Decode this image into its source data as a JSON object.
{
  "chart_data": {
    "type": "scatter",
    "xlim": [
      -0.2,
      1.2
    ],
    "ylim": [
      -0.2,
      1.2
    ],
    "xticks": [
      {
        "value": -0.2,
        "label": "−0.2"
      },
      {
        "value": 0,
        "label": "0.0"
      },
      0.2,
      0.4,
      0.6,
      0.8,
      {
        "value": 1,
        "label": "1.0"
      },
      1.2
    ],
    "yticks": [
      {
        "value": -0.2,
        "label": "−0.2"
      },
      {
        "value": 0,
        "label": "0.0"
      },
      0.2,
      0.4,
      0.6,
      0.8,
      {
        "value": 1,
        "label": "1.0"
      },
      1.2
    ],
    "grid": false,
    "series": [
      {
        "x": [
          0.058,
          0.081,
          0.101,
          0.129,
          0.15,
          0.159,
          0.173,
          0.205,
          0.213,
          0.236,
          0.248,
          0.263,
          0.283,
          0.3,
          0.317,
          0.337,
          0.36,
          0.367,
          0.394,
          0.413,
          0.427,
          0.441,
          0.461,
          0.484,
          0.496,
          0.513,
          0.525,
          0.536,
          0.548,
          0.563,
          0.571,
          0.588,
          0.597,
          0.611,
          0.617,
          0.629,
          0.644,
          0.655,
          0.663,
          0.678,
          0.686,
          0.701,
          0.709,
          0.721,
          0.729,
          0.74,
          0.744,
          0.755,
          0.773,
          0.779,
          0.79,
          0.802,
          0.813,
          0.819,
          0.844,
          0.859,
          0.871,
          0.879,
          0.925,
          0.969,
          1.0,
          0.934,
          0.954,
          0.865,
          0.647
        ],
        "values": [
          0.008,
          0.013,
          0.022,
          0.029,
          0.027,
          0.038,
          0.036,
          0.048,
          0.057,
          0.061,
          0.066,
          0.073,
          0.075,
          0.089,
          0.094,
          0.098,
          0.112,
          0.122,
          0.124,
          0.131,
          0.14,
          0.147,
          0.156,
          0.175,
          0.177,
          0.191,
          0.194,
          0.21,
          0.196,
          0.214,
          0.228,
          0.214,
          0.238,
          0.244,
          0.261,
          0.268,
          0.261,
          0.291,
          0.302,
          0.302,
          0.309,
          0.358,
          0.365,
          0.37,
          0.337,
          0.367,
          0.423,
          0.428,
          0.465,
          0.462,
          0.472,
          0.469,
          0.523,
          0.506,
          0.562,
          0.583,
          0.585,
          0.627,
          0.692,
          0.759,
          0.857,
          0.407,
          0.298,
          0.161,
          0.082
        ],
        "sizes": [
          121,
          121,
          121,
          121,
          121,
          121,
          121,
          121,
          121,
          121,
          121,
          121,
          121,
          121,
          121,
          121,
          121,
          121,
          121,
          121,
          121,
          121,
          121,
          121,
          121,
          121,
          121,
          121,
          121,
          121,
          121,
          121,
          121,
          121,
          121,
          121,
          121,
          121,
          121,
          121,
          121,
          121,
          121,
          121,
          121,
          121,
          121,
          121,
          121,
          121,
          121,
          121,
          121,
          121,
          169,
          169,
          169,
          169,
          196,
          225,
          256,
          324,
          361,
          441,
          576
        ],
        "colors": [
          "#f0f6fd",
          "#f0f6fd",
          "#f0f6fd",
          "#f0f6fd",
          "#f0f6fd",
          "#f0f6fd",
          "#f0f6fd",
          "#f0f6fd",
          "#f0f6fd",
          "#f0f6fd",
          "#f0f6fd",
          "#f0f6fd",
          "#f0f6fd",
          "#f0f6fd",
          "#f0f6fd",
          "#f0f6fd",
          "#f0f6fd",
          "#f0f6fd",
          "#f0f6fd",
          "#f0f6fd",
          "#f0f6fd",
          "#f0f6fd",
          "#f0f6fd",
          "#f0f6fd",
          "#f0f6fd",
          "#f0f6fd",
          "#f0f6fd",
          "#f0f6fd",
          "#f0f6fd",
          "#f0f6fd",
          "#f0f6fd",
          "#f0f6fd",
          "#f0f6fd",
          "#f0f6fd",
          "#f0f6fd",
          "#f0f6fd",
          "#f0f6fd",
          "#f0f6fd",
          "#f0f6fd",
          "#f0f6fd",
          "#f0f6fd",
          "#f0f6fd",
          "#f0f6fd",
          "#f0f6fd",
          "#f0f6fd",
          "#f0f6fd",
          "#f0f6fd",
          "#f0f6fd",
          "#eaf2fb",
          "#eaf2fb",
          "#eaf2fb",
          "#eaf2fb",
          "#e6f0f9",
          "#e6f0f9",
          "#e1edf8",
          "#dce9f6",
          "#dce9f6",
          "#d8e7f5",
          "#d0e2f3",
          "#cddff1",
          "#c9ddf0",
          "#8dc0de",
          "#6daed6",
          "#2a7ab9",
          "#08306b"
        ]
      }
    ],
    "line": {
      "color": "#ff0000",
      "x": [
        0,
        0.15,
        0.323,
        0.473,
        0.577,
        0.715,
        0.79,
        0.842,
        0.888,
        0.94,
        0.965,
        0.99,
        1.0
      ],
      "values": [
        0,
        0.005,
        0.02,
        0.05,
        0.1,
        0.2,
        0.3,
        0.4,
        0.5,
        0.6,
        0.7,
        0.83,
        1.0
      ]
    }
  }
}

THE TASK:
Your task is to repeat the data exactly; please include every line.

SOLUTION FOR THIS PROBLEM:
Decode this image into its source data as a JSON object.
{
  "chart_data": {
    "type": "scatter",
    "xlim": [
      -0.2,
      1.2
    ],
    "ylim": [
      -0.2,
      1.2
    ],
    "xticks": [
      {
        "value": -0.2,
        "label": "−0.2"
      },
      {
        "value": 0,
        "label": "0.0"
      },
      0.2,
      0.4,
      0.6,
      0.8,
      {
        "value": 1,
        "label": "1.0"
      },
      1.2
    ],
    "yticks": [
      {
        "value": -0.2,
        "label": "−0.2"
      },
      {
        "value": 0,
        "label": "0.0"
      },
      0.2,
      0.4,
      0.6,
      0.8,
      {
        "value": 1,
        "label": "1.0"
      },
      1.2
    ],
    "grid": false,
    "series": [
      {
        "x": [
          0.058,
          0.081,
          0.101,
          0.129,
          0.15,
          0.159,
          0.173,
          0.205,
          0.213,
          0.236,
          0.248,
          0.263,
          0.283,
          0.3,
          0.317,
          0.337,
          0.36,
          0.367,
          0.394,
          0.413,
          0.427,
          0.441,
          0.461,
          0.484,
          0.496,
          0.513,
          0.525,
          0.536,
          0.548,
          0.563,
          0.571,
          0.588,
          0.597,
          0.611,
          0.617,
          0.629,
          0.644,
          0.655,
          0.663,
          0.678,
          0.686,
          0.701,
          0.709,
          0.721,
          0.729,
          0.74,
          0.744,
          0.755,
          0.773,
          0.779,
          0.79,
          0.802,
          0.813,
          0.819,
          0.844,
          0.859,
          0.871,
          0.879,
          0.925,
          0.969,
          1.0,
          0.934,
          0.954,
          0.865,
          0.647
        ],
        "values": [
          0.008,
          0.013,
          0.022,
          0.029,
          0.027,
          0.038,
          0.036,
          0.048,
          0.057,
          0.061,
          0.066,
          0.073,
          0.075,
          0.089,
          0.094,
          0.098,
          0.112,
          0.122,
          0.124,
          0.131,
          0.14,
          0.147,
          0.156,
          0.175,
          0.177,
          0.191,
          0.194,
          0.21,
          0.196,
          0.214,
          0.228,
          0.214,
          0.238,
          0.244,
          0.261,
          0.268,
          0.261,
          0.291,
          0.302,
          0.302,
          0.309,
          0.358,
          0.365,
          0.37,
          0.337,
          0.367,
          0.423,
          0.428,
          0.465,
          0.462,
          0.472,
          0.469,
          0.523,
          0.506,
          0.562,
          0.583,
          0.585,
          0.627,
          0.692,
          0.759,
          0.857,
          0.407,
          0.298,
          0.161,
          0.082
        ],
        "sizes": [
          121,
          121,
          121,
          121,
          121,
          121,
          121,
          121,
          121,
          121,
          121,
          121,
          121,
          121,
          121,
          121,
          121,
          121,
          121,
          121,
          121,
          121,
          121,
          121,
          121,
          121,
          121,
          121,
          121,
          121,
          121,
          121,
          121,
          121,
          121,
          121,
          121,
          121,
          121,
          121,
          121,
          121,
          121,
          121,
          121,
          121,
          121,
          121,
          121,
          121,
          121,
          121,
          121,
          121,
          169,
          169,
          169,
          169,
          196,
          225,
          256,
          324,
          361,
          441,
          576
        ],
        "colors": [
          "#f0f6fd",
          "#f0f6fd",
          "#f0f6fd",
          "#f0f6fd",
          "#f0f6fd",
          "#f0f6fd",
          "#f0f6fd",
          "#f0f6fd",
          "#f0f6fd",
          "#f0f6fd",
          "#f0f6fd",
          "#f0f6fd",
          "#f0f6fd",
          "#f0f6fd",
          "#f0f6fd",
          "#f0f6fd",
          "#f0f6fd",
          "#f0f6fd",
          "#f0f6fd",
          "#f0f6fd",
          "#f0f6fd",
          "#f0f6fd",
          "#f0f6fd",
          "#f0f6fd",
          "#f0f6fd",
          "#f0f6fd",
          "#f0f6fd",
          "#f0f6fd",
          "#f0f6fd",
          "#f0f6fd",
          "#f0f6fd",
          "#f0f6fd",
          "#f0f6fd",
          "#f0f6fd",
          "#f0f6fd",
          "#f0f6fd",
          "#f0f6fd",
          "#f0f6fd",
          "#f0f6fd",
          "#f0f6fd",
          "#f0f6fd",
          "#f0f6fd",
          "#f0f6fd",
          "#f0f6fd",
          "#f0f6fd",
          "#f0f6fd",
          "#f0f6fd",
          "#f0f6fd",
          "#eaf2fb",
          "#eaf2fb",
          "#eaf2fb",
          "#eaf2fb",
          "#e6f0f9",
          "#e6f0f9",
          "#e1edf8",
          "#dce9f6",
          "#dce9f6",
          "#d8e7f5",
          "#d0e2f3",
          "#cddff1",
          "#c9ddf0",
          "#8dc0de",
          "#6daed6",
          "#2a7ab9",
          "#08306b"
        ]
      }
    ],
    "line": {
      "color": "#ff0000",
      "x": [
        0,
        0.15,
        0.323,
        0.473,
        0.577,
        0.715,
        0.79,
        0.842,
        0.888,
        0.94,
        0.965,
        0.99,
        1.0
      ],
      "values": [
        0,
        0.005,
        0.02,
        0.05,
        0.1,
        0.2,
        0.3,
        0.4,
        0.5,
        0.6,
        0.7,
        0.83,
        1.0
      ]
    }
  }
}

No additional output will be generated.